** begin Dataset excerpts **
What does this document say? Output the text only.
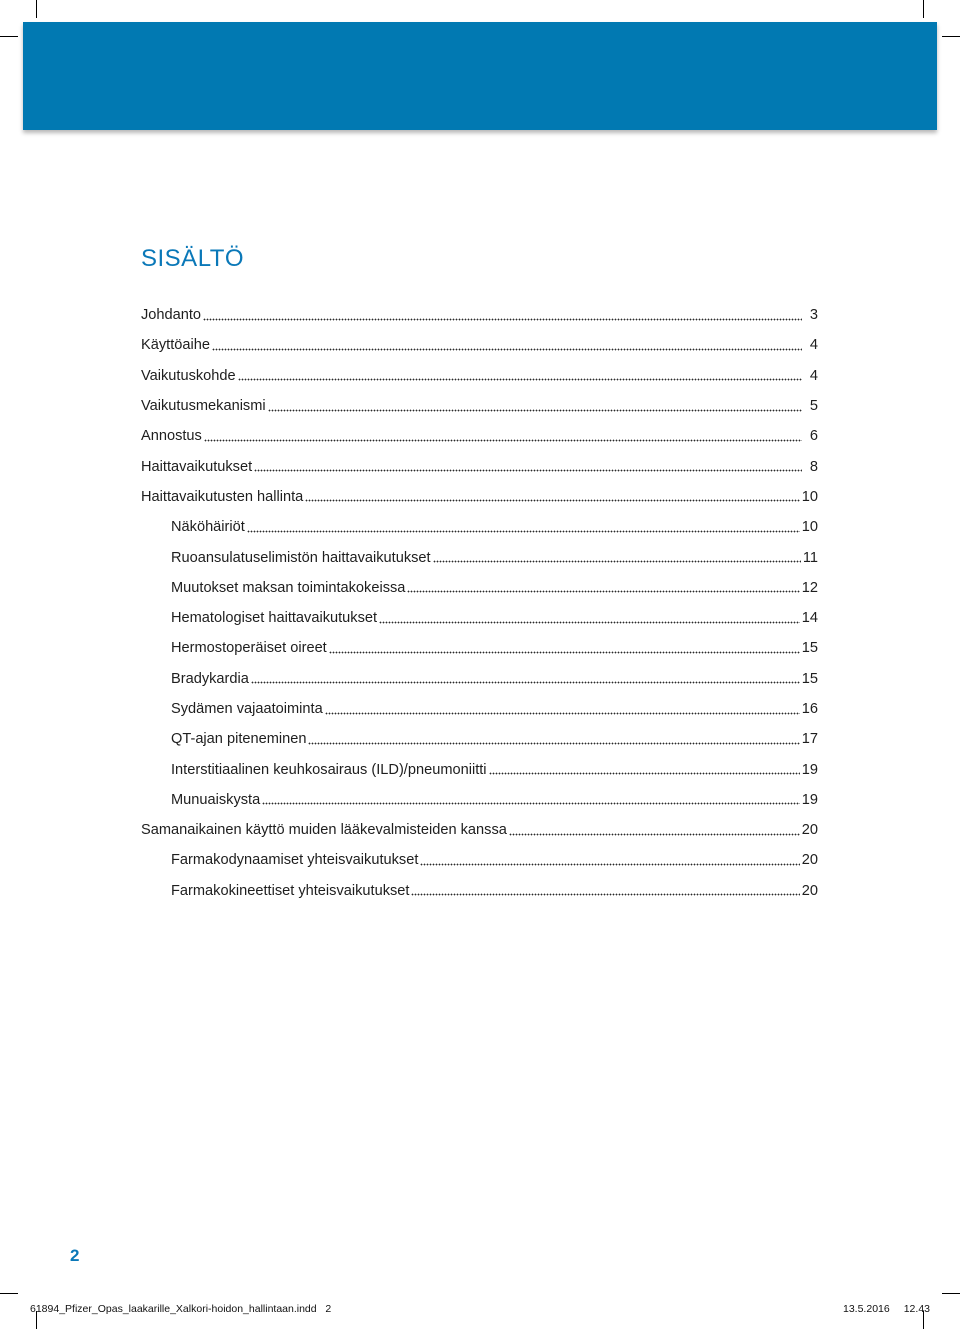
SISÄLTÖ
Johdanto	3
Käyttöaihe	4
Vaikutuskohde	4
Vaikutusmekanismi	5
Annostus	6
Haittavaikutukset	8
Haittavaikutusten hallinta	10
Näköhäiriöt	10
Ruoansulatuselimistön haittavaikutukset	11
Muutokset maksan toimintakokeissa	12
Hematologiset haittavaikutukset	14
Hermostoperäiset oireet	15
Bradykardia	15
Sydämen vajaatoiminta	16
QT-ajan piteneminen	17
Interstitiaalinen keuhkosairaus (ILD)/pneumoniitti	19
Munuaiskysta	19
Samanaikainen käyttö muiden lääkevalmisteiden kanssa	20
Farmakodynaamiset yhteisvaikutukset	20
Farmakokineettiset yhteisvaikutukset	20
2
61894_Pfizer_Opas_laakarille_Xalkori-hoidon_hallintaan.indd   2	13.5.2016 12.43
** end Dataset excerpts **
Given task:
Every line of the material is to be quoted exactly, with no pictures carried over.

Solution for this exercise:
What does this document say? Output the text only.
SISÄLTÖ
Johdanto	3
Käyttöaihe	4
Vaikutuskohde	4
Vaikutusmekanismi	5
Annostus	6
Haittavaikutukset	8
Haittavaikutusten hallinta	10
Näköhäiriöt	10
Ruoansulatuselimistön haittavaikutukset	11
Muutokset maksan toimintakokeissa	12
Hematologiset haittavaikutukset	14
Hermostoperäiset oireet	15
Bradykardia	15
Sydämen vajaatoiminta	16
QT-ajan piteneminen	17
Interstitiaalinen keuhkosairaus (ILD)/pneumoniitti	19
Munuaiskysta	19
Samanaikainen käyttö muiden lääkevalmisteiden kanssa	20
Farmakodynaamiset yhteisvaikutukset	20
Farmakokineettiset yhteisvaikutukset	20
2
61894_Pfizer_Opas_laakarille_Xalkori-hoidon_hallintaan.indd   2	13.5.2016 12.43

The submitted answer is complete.